* begin PROVIDED INFORMATION *

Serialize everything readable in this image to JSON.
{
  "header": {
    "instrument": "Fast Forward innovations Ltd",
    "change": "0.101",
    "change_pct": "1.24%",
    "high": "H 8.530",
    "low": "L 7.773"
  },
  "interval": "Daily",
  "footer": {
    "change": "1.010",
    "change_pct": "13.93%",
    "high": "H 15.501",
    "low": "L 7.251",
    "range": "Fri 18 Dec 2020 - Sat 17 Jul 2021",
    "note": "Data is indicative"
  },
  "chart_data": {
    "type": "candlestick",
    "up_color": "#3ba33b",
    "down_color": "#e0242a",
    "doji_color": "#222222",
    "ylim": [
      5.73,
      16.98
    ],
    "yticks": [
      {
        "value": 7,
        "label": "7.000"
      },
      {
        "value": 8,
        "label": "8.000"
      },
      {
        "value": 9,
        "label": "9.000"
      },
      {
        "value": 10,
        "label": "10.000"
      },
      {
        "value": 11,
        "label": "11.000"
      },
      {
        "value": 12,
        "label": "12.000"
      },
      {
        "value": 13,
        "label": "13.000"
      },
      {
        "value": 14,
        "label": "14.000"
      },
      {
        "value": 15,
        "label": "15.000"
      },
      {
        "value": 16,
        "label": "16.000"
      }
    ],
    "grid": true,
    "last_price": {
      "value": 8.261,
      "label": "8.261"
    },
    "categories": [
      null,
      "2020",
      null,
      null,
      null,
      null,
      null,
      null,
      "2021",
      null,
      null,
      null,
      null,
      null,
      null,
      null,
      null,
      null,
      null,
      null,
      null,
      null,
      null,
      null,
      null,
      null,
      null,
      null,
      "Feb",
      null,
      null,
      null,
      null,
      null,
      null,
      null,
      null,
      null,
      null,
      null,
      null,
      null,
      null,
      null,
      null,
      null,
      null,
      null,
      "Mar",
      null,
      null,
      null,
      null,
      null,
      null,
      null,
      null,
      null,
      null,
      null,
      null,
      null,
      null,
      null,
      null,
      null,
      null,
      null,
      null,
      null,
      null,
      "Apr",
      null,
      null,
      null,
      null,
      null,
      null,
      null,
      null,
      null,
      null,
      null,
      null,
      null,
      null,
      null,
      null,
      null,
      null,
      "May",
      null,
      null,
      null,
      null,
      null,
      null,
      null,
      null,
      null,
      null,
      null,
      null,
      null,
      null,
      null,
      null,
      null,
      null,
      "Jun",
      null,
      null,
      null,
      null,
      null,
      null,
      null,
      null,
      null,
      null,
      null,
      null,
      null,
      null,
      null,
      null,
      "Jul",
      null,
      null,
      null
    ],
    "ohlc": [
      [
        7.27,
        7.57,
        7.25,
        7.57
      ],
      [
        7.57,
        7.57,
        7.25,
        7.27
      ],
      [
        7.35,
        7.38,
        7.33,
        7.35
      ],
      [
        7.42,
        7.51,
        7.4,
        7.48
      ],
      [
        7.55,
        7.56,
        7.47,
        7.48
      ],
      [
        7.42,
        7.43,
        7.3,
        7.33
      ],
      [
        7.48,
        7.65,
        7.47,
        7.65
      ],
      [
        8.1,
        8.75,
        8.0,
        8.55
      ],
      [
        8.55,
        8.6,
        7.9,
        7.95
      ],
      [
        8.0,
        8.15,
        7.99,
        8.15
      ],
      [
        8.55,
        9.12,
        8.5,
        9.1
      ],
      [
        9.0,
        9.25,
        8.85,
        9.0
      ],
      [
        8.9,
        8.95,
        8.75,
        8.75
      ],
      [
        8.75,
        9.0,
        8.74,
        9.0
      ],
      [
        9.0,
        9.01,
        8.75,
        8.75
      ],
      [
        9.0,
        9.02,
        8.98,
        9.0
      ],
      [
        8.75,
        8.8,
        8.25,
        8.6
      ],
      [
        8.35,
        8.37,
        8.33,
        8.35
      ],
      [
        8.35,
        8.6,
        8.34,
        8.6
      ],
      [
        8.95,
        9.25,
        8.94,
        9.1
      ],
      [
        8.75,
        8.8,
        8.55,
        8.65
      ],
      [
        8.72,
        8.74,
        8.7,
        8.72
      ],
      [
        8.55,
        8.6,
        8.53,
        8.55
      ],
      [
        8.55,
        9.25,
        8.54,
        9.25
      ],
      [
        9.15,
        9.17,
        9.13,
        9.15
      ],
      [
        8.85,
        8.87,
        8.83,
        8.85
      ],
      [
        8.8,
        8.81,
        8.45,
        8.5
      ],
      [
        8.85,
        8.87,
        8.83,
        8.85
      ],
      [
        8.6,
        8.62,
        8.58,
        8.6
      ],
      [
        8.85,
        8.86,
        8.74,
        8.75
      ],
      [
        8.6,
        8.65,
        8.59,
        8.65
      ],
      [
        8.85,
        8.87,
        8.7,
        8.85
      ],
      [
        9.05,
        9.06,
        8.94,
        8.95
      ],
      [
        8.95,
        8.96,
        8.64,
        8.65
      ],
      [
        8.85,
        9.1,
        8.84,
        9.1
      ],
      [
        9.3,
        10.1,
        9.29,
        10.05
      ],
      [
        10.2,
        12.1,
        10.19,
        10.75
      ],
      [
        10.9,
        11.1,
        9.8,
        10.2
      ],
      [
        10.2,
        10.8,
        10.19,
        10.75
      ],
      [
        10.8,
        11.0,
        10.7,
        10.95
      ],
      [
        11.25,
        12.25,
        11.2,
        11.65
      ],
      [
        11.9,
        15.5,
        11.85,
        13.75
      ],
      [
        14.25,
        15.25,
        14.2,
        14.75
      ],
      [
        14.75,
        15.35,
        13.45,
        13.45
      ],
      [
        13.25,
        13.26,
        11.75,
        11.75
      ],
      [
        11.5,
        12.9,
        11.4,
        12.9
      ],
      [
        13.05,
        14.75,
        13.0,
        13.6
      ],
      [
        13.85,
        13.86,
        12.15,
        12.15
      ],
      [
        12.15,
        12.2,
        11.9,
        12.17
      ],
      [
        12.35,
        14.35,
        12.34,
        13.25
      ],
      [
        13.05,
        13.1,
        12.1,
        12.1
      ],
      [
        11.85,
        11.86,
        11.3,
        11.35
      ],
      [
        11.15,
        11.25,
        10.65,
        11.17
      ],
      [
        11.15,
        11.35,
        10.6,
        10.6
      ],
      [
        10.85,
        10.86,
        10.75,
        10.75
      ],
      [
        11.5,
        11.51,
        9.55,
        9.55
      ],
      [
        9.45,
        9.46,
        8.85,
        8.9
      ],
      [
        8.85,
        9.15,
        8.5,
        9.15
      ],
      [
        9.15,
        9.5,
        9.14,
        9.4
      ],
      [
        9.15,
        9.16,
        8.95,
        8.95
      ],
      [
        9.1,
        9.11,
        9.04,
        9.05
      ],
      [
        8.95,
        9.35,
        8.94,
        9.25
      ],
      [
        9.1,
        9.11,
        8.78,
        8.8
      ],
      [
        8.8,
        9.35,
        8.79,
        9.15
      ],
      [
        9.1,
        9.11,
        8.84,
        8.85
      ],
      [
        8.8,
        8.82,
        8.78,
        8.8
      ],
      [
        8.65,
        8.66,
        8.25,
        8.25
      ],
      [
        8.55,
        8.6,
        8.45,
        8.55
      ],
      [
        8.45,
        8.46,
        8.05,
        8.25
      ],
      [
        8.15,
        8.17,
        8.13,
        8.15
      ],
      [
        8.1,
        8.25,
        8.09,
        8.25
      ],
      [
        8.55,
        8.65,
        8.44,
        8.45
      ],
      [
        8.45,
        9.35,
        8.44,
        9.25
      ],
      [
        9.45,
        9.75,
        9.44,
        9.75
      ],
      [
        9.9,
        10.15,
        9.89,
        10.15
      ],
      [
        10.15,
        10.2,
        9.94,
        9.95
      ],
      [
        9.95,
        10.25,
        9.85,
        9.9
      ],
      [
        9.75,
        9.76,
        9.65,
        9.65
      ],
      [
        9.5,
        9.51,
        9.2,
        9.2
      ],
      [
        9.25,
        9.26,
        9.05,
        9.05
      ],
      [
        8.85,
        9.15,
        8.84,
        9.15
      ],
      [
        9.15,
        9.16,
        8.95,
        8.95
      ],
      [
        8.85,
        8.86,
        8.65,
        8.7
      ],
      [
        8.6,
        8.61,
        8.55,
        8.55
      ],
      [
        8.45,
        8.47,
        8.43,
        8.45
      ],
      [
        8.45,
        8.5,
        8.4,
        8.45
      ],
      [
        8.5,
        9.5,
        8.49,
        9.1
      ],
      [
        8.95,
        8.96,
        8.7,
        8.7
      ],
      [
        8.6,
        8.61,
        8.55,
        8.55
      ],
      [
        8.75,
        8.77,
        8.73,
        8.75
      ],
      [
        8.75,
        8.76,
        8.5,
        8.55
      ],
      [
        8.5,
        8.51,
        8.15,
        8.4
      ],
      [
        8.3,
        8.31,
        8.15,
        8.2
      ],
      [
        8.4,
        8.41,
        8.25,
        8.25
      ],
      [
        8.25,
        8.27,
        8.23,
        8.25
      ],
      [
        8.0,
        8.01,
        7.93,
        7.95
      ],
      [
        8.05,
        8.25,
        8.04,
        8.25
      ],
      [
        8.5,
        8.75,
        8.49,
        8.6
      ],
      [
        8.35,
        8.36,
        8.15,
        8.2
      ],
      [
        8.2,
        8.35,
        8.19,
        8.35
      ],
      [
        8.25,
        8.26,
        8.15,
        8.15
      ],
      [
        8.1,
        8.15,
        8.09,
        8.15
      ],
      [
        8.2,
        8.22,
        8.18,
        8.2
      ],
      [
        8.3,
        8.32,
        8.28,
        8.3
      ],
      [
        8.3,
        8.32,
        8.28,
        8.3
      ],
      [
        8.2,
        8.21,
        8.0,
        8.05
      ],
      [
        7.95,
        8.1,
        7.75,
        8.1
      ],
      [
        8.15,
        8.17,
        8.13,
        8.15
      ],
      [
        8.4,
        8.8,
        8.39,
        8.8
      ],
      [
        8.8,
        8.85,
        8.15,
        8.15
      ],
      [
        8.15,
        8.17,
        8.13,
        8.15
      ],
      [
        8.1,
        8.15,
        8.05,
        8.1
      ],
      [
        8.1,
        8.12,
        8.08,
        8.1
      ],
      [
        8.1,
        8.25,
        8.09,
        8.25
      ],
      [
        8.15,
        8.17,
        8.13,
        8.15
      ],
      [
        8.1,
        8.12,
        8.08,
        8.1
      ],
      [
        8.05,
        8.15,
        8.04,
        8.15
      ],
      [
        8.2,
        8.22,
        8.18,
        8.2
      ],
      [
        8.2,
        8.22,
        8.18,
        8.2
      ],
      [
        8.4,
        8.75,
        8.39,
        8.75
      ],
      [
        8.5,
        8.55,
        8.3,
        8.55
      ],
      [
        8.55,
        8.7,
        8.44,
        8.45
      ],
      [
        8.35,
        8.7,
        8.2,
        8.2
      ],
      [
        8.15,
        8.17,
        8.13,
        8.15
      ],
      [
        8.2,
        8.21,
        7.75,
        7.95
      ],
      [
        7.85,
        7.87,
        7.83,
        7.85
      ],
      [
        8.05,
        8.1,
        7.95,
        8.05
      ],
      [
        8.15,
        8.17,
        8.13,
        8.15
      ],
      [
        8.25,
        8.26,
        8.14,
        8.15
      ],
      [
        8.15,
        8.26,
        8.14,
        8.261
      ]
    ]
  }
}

* end PROVIDED INFORMATION *

> **WRITTEN TASK**
Find the word "label" in the records and pull out each line that has it.

> **COMPLETED TASK**
        "label": "7.000"
        "label": "8.000"
        "label": "9.000"
        "label": "10.000"
        "label": "11.000"
        "label": "12.000"
        "label": "13.000"
        "label": "14.000"
        "label": "15.000"
        "label": "16.000"
      "label": "8.261"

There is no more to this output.